Prompt: Return all of the data exactly as given.

Material for this exercise:
◇ ◇ ◇ ◇ ◇ ◇ ◇
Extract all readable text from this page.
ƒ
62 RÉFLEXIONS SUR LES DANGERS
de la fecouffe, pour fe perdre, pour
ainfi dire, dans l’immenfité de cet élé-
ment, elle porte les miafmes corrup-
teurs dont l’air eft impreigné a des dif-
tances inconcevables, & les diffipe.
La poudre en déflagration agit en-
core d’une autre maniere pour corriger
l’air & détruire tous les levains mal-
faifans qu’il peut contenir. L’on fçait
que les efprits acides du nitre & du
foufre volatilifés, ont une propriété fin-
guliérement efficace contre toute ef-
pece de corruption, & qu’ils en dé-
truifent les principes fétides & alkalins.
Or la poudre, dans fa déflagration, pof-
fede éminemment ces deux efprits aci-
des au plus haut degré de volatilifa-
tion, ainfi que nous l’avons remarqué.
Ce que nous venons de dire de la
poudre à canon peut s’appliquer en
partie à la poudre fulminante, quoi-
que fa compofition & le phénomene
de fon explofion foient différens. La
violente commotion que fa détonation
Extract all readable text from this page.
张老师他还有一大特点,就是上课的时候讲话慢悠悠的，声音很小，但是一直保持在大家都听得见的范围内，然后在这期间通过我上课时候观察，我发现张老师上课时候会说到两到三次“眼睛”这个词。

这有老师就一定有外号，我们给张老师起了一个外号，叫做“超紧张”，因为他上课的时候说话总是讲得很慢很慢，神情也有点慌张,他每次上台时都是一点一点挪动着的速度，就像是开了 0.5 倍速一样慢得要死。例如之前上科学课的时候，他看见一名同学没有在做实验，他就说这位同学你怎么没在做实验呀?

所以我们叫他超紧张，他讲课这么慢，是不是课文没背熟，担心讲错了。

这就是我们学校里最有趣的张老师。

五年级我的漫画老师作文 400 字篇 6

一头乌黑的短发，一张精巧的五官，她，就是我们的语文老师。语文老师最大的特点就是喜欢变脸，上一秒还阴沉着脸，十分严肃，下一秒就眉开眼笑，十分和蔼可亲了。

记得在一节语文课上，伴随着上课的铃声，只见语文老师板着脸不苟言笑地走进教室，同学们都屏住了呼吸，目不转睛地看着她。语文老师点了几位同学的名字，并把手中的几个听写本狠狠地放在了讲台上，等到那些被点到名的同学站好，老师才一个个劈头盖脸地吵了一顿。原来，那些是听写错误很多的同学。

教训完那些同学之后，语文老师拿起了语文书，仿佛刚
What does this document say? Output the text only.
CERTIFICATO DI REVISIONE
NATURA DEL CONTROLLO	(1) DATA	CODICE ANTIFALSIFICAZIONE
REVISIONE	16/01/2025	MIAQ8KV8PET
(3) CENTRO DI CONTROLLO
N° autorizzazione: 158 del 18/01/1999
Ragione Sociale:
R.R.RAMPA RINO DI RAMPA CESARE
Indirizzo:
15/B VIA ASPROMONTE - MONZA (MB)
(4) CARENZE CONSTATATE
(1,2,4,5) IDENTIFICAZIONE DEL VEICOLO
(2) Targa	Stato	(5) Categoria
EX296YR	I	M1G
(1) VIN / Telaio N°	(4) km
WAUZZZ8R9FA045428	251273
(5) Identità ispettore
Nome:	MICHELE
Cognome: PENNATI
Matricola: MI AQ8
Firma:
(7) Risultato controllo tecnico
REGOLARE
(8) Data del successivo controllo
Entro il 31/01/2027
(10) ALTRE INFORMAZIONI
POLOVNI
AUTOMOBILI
◇ ◇ ◇ ◇ ◇ ◇ ◇
Expected answer:
Extract all readable text from this page.
ƒ
62 RÉFLEXIONS SUR LES DANGERS
de la fecouffe, pour fe perdre, pour
ainfi dire, dans l’immenfité de cet élé-
ment, elle porte les miafmes corrup-
teurs dont l’air eft impreigné a des dif-
tances inconcevables, & les diffipe.
La poudre en déflagration agit en-
core d’une autre maniere pour corriger
l’air & détruire tous les levains mal-
faifans qu’il peut contenir. L’on fçait
que les efprits acides du nitre & du
foufre volatilifés, ont une propriété fin-
guliérement efficace contre toute ef-
pece de corruption, & qu’ils en dé-
truifent les principes fétides & alkalins.
Or la poudre, dans fa déflagration, pof-
fede éminemment ces deux efprits aci-
des au plus haut degré de volatilifa-
tion, ainfi que nous l’avons remarqué.
Ce que nous venons de dire de la
poudre à canon peut s’appliquer en
partie à la poudre fulminante, quoi-
que fa compofition & le phénomene
de fon explofion foient différens. La
violente commotion que fa détonation
Extract all readable text from this page.
张老师他还有一大特点,就是上课的时候讲话慢悠悠的，声音很小，但是一直保持在大家都听得见的范围内，然后在这期间通过我上课时候观察，我发现张老师上课时候会说到两到三次“眼睛”这个词。

这有老师就一定有外号，我们给张老师起了一个外号，叫做“超紧张”，因为他上课的时候说话总是讲得很慢很慢，神情也有点慌张,他每次上台时都是一点一点挪动着的速度，就像是开了 0.5 倍速一样慢得要死。例如之前上科学课的时候，他看见一名同学没有在做实验，他就说这位同学你怎么没在做实验呀?

所以我们叫他超紧张，他讲课这么慢，是不是课文没背熟，担心讲错了。

这就是我们学校里最有趣的张老师。

五年级我的漫画老师作文 400 字篇 6

一头乌黑的短发，一张精巧的五官，她，就是我们的语文老师。语文老师最大的特点就是喜欢变脸，上一秒还阴沉着脸，十分严肃，下一秒就眉开眼笑，十分和蔼可亲了。

记得在一节语文课上，伴随着上课的铃声，只见语文老师板着脸不苟言笑地走进教室，同学们都屏住了呼吸，目不转睛地看着她。语文老师点了几位同学的名字，并把手中的几个听写本狠狠地放在了讲台上，等到那些被点到名的同学站好，老师才一个个劈头盖脸地吵了一顿。原来，那些是听写错误很多的同学。

教训完那些同学之后，语文老师拿起了语文书，仿佛刚
What does this document say? Output the text only.
CERTIFICATO DI REVISIONE
NATURA DEL CONTROLLO	(1) DATA	CODICE ANTIFALSIFICAZIONE
REVISIONE	16/01/2025	MIAQ8KV8PET
(3) CENTRO DI CONTROLLO
N° autorizzazione: 158 del 18/01/1999
Ragione Sociale:
R.R.RAMPA RINO DI RAMPA CESARE
Indirizzo:
15/B VIA ASPROMONTE - MONZA (MB)
(4) CARENZE CONSTATATE
(1,2,4,5) IDENTIFICAZIONE DEL VEICOLO
(2) Targa	Stato	(5) Categoria
EX296YR	I	M1G
(1) VIN / Telaio N°	(4) km
WAUZZZ8R9FA045428	251273
(5) Identità ispettore
Nome:	MICHELE
Cognome: PENNATI
Matricola: MI AQ8
Firma:
(7) Risultato controllo tecnico
REGOLARE
(8) Data del successivo controllo
Entro il 31/01/2027
(10) ALTRE INFORMAZIONI
POLOVNI
AUTOMOBILI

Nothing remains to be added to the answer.